=== Data for this task ===

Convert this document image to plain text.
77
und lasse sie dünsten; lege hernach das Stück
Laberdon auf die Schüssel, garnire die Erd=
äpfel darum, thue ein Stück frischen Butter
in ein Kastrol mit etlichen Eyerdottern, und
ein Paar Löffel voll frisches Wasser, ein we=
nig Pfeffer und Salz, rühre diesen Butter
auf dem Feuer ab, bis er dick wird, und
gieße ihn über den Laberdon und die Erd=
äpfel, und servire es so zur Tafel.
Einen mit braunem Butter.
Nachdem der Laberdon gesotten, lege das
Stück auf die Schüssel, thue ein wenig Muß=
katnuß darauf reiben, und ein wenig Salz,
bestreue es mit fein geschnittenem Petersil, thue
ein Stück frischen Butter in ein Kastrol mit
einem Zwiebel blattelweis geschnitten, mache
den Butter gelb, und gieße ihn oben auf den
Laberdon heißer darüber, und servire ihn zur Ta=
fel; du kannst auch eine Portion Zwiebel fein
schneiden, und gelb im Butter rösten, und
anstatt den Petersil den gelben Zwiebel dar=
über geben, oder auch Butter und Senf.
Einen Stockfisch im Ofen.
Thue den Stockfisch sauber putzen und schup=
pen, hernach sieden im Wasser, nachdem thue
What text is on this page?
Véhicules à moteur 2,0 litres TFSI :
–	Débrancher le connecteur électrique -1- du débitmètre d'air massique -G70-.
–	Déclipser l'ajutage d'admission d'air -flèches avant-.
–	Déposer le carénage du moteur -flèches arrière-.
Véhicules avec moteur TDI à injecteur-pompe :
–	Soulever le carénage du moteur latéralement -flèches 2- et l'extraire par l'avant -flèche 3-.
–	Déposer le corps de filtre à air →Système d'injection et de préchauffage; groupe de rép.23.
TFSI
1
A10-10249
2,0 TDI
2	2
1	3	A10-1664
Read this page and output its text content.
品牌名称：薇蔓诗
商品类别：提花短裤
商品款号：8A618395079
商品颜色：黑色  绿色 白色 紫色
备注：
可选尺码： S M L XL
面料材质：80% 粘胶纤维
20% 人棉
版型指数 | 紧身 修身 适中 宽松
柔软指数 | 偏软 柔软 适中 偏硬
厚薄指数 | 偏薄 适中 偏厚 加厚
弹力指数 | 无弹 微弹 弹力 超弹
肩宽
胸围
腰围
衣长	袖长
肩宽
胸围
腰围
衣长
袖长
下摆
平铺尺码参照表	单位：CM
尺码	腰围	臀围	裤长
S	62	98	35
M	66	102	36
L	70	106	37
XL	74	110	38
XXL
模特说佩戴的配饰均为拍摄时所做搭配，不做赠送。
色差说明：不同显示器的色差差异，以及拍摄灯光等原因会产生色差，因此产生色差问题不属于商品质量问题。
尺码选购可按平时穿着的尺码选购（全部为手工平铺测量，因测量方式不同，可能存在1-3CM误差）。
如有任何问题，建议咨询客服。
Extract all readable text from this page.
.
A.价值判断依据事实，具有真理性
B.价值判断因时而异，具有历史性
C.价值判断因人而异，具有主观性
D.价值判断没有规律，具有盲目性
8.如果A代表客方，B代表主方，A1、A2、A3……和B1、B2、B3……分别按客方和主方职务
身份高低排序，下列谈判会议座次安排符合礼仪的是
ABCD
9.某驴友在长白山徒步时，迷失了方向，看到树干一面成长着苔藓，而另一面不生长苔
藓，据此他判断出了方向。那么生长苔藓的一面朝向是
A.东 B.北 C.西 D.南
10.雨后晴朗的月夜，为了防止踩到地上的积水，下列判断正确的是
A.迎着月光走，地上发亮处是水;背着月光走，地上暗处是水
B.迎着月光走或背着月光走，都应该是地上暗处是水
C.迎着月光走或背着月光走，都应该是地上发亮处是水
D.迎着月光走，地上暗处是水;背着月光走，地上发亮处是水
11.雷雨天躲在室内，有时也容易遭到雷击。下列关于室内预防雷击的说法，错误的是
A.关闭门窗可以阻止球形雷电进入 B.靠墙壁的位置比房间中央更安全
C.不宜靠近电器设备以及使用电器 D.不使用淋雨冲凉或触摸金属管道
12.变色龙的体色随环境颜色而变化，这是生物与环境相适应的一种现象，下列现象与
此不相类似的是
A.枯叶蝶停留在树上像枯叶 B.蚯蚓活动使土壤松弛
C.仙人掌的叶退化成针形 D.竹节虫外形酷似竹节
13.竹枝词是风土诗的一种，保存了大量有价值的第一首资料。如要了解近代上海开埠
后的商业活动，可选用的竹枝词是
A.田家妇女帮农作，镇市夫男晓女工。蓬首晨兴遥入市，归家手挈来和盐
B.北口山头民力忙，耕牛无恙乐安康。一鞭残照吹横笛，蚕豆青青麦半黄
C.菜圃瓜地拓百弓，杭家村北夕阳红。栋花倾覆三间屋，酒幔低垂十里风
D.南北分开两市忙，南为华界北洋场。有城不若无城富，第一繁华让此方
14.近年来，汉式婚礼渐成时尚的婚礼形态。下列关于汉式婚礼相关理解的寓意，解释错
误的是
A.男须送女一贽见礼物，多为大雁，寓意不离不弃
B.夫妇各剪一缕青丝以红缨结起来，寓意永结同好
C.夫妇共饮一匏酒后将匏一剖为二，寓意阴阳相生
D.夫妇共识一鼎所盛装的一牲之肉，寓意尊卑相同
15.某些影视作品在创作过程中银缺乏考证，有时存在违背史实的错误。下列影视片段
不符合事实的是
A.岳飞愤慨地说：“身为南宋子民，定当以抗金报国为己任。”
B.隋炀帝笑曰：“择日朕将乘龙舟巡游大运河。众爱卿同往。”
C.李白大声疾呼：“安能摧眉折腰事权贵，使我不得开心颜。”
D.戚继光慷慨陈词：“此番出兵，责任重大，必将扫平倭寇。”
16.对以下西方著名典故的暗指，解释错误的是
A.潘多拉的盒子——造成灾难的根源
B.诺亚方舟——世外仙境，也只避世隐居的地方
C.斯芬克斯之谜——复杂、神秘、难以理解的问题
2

===

**Task to carry out**
From the records given above, copy all lines containing "hernach".

**Completed exercise**
und lasse sie dünsten; lege hernach das Stück
pen, hernach sieden im Wasser, nachdem thue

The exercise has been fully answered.